[START OF MATERIAL SUPPLIED]
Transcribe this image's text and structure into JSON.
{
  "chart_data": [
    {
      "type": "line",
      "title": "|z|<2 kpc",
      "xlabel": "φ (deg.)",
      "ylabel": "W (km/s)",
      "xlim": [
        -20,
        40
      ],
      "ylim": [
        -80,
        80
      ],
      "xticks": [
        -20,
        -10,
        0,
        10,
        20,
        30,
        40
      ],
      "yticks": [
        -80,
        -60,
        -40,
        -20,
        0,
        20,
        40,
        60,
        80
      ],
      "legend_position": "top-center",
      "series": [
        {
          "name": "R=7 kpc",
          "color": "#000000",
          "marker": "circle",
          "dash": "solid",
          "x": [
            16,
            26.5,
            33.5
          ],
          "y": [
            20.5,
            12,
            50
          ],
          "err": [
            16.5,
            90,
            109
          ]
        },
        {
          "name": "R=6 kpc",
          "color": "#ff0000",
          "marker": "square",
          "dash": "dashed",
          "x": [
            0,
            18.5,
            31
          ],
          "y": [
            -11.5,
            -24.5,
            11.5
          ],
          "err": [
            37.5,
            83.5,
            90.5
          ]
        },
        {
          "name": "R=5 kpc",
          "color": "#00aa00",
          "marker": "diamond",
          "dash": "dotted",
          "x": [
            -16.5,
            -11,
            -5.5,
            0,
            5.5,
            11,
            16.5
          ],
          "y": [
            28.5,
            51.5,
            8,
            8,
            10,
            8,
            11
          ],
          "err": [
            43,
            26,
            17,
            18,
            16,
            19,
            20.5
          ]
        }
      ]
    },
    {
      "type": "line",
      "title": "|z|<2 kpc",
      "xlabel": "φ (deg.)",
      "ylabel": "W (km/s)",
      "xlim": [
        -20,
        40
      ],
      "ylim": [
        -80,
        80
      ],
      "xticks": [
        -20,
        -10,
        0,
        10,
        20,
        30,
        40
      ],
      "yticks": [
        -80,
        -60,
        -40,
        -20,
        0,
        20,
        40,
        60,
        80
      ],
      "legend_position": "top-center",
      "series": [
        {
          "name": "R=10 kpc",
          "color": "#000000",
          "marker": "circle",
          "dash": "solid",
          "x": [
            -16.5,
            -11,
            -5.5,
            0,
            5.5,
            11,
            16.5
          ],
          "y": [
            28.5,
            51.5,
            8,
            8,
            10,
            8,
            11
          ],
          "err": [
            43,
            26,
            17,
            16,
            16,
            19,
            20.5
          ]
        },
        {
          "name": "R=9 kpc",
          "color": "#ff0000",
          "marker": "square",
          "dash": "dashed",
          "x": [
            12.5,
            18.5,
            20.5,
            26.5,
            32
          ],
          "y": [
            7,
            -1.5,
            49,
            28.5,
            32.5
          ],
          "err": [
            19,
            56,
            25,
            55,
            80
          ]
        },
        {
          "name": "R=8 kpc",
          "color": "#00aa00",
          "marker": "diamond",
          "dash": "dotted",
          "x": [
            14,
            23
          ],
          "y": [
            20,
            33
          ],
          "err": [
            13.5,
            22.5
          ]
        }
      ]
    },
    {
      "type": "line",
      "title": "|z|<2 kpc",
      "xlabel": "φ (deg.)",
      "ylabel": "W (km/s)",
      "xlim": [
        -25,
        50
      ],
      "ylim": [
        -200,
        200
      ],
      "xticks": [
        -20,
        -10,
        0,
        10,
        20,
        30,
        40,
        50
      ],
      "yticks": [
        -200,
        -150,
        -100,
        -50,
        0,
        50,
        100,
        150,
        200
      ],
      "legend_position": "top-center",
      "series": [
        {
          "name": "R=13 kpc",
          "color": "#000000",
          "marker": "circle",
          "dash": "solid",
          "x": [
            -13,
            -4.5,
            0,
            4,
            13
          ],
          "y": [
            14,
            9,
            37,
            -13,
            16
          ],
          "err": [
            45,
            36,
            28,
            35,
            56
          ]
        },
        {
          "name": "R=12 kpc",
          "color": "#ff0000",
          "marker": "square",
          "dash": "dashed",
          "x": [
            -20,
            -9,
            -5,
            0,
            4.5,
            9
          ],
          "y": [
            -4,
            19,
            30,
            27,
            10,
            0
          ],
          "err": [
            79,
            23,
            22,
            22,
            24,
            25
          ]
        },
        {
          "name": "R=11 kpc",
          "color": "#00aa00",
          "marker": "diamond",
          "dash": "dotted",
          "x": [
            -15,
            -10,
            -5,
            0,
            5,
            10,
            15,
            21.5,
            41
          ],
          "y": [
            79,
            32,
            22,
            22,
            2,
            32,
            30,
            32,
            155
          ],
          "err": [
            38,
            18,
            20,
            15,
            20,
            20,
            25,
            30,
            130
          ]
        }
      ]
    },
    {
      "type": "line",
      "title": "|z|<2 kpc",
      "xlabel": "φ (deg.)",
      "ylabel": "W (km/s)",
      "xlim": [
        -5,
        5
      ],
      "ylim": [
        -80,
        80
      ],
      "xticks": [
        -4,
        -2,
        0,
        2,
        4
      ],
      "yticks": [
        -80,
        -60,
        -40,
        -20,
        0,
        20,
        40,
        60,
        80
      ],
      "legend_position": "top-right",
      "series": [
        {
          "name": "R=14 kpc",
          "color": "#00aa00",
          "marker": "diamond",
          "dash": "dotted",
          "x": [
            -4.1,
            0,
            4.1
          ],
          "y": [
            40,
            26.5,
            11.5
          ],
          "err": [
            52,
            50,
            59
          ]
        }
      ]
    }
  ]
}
[END OF MATERIAL SUPPLIED]
_WHAT YOU WILL DO_
The records above must be output exactly, in full.

_ANSWER TO THE EXERCISE_
Transcribe this image's text and structure into JSON.
{
  "chart_data": [
    {
      "type": "line",
      "title": "|z|<2 kpc",
      "xlabel": "φ (deg.)",
      "ylabel": "W (km/s)",
      "xlim": [
        -20,
        40
      ],
      "ylim": [
        -80,
        80
      ],
      "xticks": [
        -20,
        -10,
        0,
        10,
        20,
        30,
        40
      ],
      "yticks": [
        -80,
        -60,
        -40,
        -20,
        0,
        20,
        40,
        60,
        80
      ],
      "legend_position": "top-center",
      "series": [
        {
          "name": "R=7 kpc",
          "color": "#000000",
          "marker": "circle",
          "dash": "solid",
          "x": [
            16,
            26.5,
            33.5
          ],
          "y": [
            20.5,
            12,
            50
          ],
          "err": [
            16.5,
            90,
            109
          ]
        },
        {
          "name": "R=6 kpc",
          "color": "#ff0000",
          "marker": "square",
          "dash": "dashed",
          "x": [
            0,
            18.5,
            31
          ],
          "y": [
            -11.5,
            -24.5,
            11.5
          ],
          "err": [
            37.5,
            83.5,
            90.5
          ]
        },
        {
          "name": "R=5 kpc",
          "color": "#00aa00",
          "marker": "diamond",
          "dash": "dotted",
          "x": [
            -16.5,
            -11,
            -5.5,
            0,
            5.5,
            11,
            16.5
          ],
          "y": [
            28.5,
            51.5,
            8,
            8,
            10,
            8,
            11
          ],
          "err": [
            43,
            26,
            17,
            18,
            16,
            19,
            20.5
          ]
        }
      ]
    },
    {
      "type": "line",
      "title": "|z|<2 kpc",
      "xlabel": "φ (deg.)",
      "ylabel": "W (km/s)",
      "xlim": [
        -20,
        40
      ],
      "ylim": [
        -80,
        80
      ],
      "xticks": [
        -20,
        -10,
        0,
        10,
        20,
        30,
        40
      ],
      "yticks": [
        -80,
        -60,
        -40,
        -20,
        0,
        20,
        40,
        60,
        80
      ],
      "legend_position": "top-center",
      "series": [
        {
          "name": "R=10 kpc",
          "color": "#000000",
          "marker": "circle",
          "dash": "solid",
          "x": [
            -16.5,
            -11,
            -5.5,
            0,
            5.5,
            11,
            16.5
          ],
          "y": [
            28.5,
            51.5,
            8,
            8,
            10,
            8,
            11
          ],
          "err": [
            43,
            26,
            17,
            16,
            16,
            19,
            20.5
          ]
        },
        {
          "name": "R=9 kpc",
          "color": "#ff0000",
          "marker": "square",
          "dash": "dashed",
          "x": [
            12.5,
            18.5,
            20.5,
            26.5,
            32
          ],
          "y": [
            7,
            -1.5,
            49,
            28.5,
            32.5
          ],
          "err": [
            19,
            56,
            25,
            55,
            80
          ]
        },
        {
          "name": "R=8 kpc",
          "color": "#00aa00",
          "marker": "diamond",
          "dash": "dotted",
          "x": [
            14,
            23
          ],
          "y": [
            20,
            33
          ],
          "err": [
            13.5,
            22.5
          ]
        }
      ]
    },
    {
      "type": "line",
      "title": "|z|<2 kpc",
      "xlabel": "φ (deg.)",
      "ylabel": "W (km/s)",
      "xlim": [
        -25,
        50
      ],
      "ylim": [
        -200,
        200
      ],
      "xticks": [
        -20,
        -10,
        0,
        10,
        20,
        30,
        40,
        50
      ],
      "yticks": [
        -200,
        -150,
        -100,
        -50,
        0,
        50,
        100,
        150,
        200
      ],
      "legend_position": "top-center",
      "series": [
        {
          "name": "R=13 kpc",
          "color": "#000000",
          "marker": "circle",
          "dash": "solid",
          "x": [
            -13,
            -4.5,
            0,
            4,
            13
          ],
          "y": [
            14,
            9,
            37,
            -13,
            16
          ],
          "err": [
            45,
            36,
            28,
            35,
            56
          ]
        },
        {
          "name": "R=12 kpc",
          "color": "#ff0000",
          "marker": "square",
          "dash": "dashed",
          "x": [
            -20,
            -9,
            -5,
            0,
            4.5,
            9
          ],
          "y": [
            -4,
            19,
            30,
            27,
            10,
            0
          ],
          "err": [
            79,
            23,
            22,
            22,
            24,
            25
          ]
        },
        {
          "name": "R=11 kpc",
          "color": "#00aa00",
          "marker": "diamond",
          "dash": "dotted",
          "x": [
            -15,
            -10,
            -5,
            0,
            5,
            10,
            15,
            21.5,
            41
          ],
          "y": [
            79,
            32,
            22,
            22,
            2,
            32,
            30,
            32,
            155
          ],
          "err": [
            38,
            18,
            20,
            15,
            20,
            20,
            25,
            30,
            130
          ]
        }
      ]
    },
    {
      "type": "line",
      "title": "|z|<2 kpc",
      "xlabel": "φ (deg.)",
      "ylabel": "W (km/s)",
      "xlim": [
        -5,
        5
      ],
      "ylim": [
        -80,
        80
      ],
      "xticks": [
        -4,
        -2,
        0,
        2,
        4
      ],
      "yticks": [
        -80,
        -60,
        -40,
        -20,
        0,
        20,
        40,
        60,
        80
      ],
      "legend_position": "top-right",
      "series": [
        {
          "name": "R=14 kpc",
          "color": "#00aa00",
          "marker": "diamond",
          "dash": "dotted",
          "x": [
            -4.1,
            0,
            4.1
          ],
          "y": [
            40,
            26.5,
            11.5
          ],
          "err": [
            52,
            50,
            59
          ]
        }
      ]
    }
  ]
}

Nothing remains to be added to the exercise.